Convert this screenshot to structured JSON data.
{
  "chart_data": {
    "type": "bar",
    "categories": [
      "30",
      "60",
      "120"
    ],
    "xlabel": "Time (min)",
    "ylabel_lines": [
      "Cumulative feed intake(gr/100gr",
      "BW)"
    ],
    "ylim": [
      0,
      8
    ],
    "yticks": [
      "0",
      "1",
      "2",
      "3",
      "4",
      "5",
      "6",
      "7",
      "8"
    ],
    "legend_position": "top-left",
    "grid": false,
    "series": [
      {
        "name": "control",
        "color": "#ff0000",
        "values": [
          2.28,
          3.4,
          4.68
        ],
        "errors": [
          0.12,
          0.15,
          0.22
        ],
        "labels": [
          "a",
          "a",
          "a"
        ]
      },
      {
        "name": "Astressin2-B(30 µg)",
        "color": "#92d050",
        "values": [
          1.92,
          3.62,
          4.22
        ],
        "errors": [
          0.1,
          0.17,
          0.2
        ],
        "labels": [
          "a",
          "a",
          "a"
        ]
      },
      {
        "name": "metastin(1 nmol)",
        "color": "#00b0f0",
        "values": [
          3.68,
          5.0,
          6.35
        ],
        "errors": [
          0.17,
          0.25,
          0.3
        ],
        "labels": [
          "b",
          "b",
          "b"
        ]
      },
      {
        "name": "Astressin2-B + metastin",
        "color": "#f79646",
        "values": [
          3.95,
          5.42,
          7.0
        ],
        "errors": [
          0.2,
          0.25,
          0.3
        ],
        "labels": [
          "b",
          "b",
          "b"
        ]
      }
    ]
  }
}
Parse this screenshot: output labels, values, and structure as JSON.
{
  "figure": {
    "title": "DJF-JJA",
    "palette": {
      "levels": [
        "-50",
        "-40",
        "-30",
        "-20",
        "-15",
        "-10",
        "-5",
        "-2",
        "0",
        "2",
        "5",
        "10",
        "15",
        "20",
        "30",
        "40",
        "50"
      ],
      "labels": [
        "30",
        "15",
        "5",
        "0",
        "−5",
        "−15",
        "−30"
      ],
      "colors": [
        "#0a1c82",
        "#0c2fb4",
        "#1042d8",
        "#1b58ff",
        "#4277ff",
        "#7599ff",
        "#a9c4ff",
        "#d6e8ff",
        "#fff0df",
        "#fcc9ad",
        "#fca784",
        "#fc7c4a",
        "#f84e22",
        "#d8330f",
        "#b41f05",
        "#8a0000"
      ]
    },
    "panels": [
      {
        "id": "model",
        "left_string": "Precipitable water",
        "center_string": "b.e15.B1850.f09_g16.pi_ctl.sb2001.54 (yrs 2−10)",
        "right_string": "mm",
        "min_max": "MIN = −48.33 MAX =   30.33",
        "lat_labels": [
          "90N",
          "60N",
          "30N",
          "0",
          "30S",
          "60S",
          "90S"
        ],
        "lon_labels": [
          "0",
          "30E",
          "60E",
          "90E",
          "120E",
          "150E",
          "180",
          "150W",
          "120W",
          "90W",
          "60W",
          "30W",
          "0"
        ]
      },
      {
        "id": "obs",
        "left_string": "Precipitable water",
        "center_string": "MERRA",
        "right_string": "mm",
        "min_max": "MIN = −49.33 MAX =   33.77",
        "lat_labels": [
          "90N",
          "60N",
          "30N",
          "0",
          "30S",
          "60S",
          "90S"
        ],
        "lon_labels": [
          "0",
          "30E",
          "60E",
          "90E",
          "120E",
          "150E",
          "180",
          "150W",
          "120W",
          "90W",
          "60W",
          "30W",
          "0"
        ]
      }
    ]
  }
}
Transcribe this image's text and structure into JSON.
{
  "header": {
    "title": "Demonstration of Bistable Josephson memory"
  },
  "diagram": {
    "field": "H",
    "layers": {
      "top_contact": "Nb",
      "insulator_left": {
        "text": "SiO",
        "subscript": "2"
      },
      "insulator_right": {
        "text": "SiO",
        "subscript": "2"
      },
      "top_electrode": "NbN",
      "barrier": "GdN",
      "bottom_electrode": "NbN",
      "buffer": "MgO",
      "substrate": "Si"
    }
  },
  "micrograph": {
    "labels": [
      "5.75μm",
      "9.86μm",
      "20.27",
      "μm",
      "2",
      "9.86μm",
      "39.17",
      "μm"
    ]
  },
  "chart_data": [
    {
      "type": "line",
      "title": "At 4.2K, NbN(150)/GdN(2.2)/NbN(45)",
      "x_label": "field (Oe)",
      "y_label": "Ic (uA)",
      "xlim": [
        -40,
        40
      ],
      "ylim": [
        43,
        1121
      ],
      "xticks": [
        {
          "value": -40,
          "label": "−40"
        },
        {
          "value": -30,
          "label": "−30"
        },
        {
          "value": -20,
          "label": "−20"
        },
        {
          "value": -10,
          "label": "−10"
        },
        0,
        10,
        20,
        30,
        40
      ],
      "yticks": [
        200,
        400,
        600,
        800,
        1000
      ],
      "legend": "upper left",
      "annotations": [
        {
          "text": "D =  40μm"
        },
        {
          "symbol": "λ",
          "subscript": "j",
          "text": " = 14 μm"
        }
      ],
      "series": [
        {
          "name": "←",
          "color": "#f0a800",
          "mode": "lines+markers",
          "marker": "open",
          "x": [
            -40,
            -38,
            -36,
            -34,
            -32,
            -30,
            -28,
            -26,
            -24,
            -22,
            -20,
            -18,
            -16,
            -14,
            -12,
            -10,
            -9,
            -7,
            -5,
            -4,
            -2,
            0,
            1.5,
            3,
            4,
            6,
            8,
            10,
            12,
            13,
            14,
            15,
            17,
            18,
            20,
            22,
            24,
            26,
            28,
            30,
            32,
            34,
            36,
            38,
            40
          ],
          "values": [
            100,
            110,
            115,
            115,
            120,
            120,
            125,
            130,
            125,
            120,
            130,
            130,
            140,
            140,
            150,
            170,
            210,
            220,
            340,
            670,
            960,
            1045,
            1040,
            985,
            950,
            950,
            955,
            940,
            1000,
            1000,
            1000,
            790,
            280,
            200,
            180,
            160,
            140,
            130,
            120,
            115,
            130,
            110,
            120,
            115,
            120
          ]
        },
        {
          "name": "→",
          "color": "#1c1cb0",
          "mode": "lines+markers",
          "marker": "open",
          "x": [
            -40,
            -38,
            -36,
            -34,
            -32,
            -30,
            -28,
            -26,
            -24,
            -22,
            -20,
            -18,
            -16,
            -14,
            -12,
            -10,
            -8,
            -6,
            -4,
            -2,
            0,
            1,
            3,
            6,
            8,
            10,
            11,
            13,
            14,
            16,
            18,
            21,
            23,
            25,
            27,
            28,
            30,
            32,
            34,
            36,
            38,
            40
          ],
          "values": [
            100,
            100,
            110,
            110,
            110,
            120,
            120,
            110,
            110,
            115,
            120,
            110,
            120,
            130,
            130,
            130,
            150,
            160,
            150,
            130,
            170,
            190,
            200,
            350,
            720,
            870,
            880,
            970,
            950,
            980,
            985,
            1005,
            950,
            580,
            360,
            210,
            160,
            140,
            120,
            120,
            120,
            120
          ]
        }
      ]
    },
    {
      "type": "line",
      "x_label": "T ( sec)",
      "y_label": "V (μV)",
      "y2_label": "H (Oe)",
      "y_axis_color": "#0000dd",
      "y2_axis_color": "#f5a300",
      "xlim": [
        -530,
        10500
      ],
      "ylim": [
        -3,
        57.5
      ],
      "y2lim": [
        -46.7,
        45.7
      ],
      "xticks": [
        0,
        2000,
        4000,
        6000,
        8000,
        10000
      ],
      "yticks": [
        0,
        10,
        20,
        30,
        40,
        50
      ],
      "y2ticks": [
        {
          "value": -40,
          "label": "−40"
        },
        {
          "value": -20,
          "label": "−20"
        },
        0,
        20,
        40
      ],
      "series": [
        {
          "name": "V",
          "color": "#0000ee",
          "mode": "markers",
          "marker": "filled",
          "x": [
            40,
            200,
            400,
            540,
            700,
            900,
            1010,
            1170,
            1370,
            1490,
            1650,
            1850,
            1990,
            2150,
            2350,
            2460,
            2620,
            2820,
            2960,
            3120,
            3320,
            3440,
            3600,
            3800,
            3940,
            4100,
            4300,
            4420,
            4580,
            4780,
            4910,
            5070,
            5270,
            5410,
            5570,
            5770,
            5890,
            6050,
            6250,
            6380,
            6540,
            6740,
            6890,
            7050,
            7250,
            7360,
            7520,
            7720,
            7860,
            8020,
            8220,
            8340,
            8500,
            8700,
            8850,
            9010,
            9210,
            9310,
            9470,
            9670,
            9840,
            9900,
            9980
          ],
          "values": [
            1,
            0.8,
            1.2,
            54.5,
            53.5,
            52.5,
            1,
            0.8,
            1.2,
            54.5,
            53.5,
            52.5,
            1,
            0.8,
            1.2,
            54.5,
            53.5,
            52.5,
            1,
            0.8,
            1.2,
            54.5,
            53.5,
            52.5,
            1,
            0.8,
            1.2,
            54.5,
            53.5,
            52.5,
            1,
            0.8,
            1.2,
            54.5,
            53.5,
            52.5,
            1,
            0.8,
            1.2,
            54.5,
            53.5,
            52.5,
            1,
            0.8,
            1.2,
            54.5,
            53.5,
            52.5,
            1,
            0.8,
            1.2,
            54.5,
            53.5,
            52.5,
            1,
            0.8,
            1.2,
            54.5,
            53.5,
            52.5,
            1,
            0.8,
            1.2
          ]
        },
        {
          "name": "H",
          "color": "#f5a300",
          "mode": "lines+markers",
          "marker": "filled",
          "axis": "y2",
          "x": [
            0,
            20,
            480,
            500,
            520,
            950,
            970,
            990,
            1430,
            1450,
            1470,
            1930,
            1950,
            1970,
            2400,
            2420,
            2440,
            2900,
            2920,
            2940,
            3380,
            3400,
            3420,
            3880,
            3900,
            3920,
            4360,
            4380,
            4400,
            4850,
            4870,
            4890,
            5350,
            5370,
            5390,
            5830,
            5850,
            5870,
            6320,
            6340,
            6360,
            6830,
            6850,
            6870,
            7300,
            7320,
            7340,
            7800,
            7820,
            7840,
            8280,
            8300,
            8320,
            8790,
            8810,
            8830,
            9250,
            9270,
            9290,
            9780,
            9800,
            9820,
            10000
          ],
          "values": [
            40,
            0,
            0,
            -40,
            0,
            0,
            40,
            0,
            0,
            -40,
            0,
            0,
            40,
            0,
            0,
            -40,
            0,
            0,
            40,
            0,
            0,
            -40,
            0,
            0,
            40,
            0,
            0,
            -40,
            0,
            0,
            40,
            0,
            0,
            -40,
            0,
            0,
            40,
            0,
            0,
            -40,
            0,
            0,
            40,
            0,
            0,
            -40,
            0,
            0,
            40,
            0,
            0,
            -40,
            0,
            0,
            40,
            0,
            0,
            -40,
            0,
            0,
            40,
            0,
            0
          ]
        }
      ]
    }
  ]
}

> **Set exercise**: Among these entries, how many lines include the string "text"? Reply with the number by itself.

> **Written answer**: 5